* Begin Data shown *

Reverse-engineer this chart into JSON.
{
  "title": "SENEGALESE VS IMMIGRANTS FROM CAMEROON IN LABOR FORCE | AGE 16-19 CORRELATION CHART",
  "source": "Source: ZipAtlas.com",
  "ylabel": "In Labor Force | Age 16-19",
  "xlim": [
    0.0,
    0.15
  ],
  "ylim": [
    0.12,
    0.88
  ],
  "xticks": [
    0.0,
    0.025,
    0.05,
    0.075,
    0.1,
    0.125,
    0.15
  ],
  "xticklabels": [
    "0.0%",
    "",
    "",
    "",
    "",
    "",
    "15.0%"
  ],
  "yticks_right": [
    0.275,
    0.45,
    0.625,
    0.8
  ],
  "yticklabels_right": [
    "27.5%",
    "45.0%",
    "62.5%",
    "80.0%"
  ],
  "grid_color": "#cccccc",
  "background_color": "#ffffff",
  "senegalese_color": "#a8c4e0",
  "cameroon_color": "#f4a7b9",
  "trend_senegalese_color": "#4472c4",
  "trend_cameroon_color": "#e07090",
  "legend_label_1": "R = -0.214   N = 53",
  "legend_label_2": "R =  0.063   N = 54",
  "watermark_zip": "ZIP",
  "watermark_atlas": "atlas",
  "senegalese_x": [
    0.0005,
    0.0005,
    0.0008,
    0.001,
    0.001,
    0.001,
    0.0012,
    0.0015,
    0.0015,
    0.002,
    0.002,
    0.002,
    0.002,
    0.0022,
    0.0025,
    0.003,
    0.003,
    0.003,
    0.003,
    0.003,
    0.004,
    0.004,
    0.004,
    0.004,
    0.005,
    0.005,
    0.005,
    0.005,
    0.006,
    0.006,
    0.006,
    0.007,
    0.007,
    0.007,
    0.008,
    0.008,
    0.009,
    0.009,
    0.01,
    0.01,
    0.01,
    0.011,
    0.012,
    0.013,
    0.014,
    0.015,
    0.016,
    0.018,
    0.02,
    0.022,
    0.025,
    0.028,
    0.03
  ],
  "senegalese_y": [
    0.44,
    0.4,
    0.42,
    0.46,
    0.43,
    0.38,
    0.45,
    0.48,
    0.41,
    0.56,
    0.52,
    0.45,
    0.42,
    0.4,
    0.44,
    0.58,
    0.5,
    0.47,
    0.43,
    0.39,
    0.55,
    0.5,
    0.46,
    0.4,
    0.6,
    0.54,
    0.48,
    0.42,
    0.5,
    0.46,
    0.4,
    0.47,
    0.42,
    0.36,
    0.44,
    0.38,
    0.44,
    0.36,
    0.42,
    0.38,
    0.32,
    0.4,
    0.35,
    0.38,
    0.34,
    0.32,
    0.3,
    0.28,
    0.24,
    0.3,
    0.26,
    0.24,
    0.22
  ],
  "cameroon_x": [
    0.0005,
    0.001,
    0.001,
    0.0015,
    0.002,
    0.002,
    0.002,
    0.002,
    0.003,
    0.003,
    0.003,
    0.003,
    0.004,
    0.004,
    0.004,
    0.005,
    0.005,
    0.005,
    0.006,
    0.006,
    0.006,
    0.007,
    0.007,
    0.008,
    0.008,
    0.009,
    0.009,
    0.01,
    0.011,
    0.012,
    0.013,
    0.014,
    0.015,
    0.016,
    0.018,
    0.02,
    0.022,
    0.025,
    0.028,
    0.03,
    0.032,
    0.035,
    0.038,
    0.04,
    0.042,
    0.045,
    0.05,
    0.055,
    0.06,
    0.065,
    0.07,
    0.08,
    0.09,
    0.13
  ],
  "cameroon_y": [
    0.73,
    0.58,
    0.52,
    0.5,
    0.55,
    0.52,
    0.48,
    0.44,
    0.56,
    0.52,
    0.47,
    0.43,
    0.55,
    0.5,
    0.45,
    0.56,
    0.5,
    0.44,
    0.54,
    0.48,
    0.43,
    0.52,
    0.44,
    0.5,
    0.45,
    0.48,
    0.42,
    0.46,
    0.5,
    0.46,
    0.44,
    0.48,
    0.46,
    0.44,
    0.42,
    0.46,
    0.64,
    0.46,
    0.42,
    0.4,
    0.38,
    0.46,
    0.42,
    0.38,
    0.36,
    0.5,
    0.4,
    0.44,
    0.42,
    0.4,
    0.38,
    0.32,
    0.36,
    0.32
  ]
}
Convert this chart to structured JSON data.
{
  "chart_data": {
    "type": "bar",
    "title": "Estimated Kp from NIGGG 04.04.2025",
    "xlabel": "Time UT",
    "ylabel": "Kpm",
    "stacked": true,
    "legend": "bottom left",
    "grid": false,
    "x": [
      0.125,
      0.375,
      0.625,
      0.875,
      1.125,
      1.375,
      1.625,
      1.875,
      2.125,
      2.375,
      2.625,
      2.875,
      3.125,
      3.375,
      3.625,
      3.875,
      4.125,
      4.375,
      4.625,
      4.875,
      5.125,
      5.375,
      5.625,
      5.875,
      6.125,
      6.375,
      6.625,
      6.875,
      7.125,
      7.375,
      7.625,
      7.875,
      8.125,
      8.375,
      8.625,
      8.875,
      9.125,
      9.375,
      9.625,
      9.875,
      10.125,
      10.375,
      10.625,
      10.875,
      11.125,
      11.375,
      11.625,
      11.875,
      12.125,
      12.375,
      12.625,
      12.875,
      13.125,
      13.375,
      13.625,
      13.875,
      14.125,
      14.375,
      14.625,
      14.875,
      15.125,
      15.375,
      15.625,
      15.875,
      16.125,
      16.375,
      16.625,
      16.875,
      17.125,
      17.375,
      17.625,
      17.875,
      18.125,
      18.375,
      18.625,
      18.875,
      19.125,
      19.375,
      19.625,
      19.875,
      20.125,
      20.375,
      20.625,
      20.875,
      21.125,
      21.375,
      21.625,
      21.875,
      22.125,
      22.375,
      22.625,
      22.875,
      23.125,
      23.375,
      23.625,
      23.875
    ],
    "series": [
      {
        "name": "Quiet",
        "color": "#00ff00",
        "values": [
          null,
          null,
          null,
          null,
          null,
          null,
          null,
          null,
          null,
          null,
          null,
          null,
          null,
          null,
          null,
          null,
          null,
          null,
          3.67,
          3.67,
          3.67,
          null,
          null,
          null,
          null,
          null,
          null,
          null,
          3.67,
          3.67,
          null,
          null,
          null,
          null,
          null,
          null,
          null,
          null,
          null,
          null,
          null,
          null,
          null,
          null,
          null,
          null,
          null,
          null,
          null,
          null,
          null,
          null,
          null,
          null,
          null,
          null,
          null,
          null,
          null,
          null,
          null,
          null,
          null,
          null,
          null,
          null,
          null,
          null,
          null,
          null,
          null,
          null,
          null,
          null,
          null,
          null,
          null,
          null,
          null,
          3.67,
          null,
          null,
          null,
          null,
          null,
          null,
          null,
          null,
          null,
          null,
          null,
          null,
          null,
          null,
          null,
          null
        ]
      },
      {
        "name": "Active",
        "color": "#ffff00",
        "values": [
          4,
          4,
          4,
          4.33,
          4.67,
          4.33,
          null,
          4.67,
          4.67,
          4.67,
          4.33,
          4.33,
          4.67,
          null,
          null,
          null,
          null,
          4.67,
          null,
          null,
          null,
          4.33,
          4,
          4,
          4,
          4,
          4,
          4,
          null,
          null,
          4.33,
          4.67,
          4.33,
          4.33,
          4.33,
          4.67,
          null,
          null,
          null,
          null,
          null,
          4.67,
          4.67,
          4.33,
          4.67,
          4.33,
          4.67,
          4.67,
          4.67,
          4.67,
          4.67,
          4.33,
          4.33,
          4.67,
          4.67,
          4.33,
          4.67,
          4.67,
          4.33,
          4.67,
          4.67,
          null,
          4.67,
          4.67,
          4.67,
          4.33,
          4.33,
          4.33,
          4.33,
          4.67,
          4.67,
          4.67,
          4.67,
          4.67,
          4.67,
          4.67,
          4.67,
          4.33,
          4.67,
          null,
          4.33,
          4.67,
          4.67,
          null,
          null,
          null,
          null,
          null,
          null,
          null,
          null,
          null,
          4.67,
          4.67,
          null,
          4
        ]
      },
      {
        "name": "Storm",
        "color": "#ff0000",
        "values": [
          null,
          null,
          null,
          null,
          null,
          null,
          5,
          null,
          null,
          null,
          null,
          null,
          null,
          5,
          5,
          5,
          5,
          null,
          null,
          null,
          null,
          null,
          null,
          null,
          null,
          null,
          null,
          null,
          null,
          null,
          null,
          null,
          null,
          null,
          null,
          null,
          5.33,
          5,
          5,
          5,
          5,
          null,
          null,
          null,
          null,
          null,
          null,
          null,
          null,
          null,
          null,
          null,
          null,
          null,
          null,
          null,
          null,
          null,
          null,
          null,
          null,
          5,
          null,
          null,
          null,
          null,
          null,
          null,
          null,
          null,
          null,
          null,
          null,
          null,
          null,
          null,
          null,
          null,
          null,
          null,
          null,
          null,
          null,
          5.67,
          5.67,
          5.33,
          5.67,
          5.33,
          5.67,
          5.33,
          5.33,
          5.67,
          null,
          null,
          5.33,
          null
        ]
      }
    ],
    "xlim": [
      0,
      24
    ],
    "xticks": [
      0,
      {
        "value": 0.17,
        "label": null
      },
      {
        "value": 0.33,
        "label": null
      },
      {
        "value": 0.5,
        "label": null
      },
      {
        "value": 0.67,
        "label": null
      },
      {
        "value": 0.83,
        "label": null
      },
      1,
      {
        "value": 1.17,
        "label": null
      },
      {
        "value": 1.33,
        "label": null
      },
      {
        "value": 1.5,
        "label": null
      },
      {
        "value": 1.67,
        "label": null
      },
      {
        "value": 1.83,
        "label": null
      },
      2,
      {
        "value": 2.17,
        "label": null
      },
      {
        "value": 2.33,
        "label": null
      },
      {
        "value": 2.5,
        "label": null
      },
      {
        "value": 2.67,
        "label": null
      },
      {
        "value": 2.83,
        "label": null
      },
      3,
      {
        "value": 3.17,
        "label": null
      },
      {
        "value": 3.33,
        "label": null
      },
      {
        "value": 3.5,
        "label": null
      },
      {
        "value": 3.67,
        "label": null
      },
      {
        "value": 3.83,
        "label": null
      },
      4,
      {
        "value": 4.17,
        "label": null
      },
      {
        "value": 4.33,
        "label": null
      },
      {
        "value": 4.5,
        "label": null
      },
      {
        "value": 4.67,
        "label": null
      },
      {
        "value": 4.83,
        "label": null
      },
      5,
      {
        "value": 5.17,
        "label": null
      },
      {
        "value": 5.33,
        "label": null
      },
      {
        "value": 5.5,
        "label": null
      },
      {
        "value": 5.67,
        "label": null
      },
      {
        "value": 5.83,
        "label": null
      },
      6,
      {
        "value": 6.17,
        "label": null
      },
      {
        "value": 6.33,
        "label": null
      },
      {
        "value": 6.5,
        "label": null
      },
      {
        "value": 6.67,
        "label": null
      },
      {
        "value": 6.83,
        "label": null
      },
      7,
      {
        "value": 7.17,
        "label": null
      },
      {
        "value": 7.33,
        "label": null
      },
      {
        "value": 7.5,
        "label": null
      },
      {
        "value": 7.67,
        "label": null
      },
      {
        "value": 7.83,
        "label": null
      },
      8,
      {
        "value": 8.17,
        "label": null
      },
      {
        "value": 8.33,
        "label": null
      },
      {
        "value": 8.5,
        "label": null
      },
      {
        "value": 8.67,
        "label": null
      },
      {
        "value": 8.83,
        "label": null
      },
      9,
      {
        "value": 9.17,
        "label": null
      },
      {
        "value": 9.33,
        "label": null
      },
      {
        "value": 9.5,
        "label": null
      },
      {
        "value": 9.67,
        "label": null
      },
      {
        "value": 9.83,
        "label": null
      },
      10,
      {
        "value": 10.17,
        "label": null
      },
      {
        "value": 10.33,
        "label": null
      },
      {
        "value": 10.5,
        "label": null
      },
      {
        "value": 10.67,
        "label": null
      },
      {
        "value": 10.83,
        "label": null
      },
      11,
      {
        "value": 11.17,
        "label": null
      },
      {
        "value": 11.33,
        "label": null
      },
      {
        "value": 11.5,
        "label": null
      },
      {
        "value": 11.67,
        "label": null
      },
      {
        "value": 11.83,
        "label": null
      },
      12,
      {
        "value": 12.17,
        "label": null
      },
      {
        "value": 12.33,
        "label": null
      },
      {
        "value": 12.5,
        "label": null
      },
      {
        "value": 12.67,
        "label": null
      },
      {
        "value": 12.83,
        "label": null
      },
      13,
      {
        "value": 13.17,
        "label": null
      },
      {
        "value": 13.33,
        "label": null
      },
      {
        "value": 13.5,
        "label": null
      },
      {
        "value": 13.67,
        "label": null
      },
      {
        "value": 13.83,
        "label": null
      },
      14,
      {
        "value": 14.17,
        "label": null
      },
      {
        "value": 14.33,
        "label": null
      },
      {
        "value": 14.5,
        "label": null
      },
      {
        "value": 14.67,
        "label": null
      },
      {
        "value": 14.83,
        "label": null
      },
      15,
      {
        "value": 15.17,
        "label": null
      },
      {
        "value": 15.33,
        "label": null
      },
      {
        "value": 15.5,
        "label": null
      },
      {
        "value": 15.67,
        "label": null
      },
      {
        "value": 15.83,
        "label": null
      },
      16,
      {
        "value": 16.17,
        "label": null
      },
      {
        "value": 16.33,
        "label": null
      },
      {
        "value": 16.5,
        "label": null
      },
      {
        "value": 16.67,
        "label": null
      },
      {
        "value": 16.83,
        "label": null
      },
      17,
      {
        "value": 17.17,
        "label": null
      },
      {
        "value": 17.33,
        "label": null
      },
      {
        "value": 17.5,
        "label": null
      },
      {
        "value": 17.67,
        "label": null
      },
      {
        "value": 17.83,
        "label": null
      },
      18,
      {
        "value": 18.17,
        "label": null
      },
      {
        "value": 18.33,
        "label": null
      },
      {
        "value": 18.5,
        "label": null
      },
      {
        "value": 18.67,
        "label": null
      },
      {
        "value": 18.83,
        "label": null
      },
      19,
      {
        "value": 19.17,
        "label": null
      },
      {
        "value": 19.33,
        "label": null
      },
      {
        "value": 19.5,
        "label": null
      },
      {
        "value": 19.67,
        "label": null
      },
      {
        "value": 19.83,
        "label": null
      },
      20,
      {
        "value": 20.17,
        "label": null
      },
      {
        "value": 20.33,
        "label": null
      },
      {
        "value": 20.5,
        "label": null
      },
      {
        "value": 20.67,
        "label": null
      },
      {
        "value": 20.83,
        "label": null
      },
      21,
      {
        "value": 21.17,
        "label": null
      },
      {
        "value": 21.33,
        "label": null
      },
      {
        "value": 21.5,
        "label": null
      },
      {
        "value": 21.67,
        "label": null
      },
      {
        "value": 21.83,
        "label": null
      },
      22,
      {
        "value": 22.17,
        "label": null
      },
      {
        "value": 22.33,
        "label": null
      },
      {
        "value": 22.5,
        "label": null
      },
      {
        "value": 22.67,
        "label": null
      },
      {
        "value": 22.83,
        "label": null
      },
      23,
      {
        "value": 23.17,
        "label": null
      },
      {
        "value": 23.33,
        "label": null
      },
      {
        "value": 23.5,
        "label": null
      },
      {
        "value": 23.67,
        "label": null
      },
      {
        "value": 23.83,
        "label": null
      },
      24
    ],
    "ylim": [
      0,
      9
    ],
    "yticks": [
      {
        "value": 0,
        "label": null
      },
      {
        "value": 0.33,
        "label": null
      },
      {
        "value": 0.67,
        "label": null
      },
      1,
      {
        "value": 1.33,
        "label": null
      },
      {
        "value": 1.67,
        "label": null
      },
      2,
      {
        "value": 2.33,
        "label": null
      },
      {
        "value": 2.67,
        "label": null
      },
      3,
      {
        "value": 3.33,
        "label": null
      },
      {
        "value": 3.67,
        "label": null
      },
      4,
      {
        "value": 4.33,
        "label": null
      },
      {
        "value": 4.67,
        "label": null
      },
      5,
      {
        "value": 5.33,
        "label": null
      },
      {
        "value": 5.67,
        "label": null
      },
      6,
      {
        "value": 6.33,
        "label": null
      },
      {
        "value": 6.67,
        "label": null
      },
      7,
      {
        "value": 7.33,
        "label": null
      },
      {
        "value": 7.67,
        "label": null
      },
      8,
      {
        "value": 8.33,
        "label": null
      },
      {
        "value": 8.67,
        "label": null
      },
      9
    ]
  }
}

* End Data shown *

*Written instruction*
Your task is to pick out every line with the string "title" and copy it.

*Full answer*
  "title": "SENEGALESE VS IMMIGRANTS FROM CAMEROON IN LABOR FORCE | AGE 16-19 CORRELATION CHART",
    "title": "Estimated Kp from NIGGG 04.04.2025",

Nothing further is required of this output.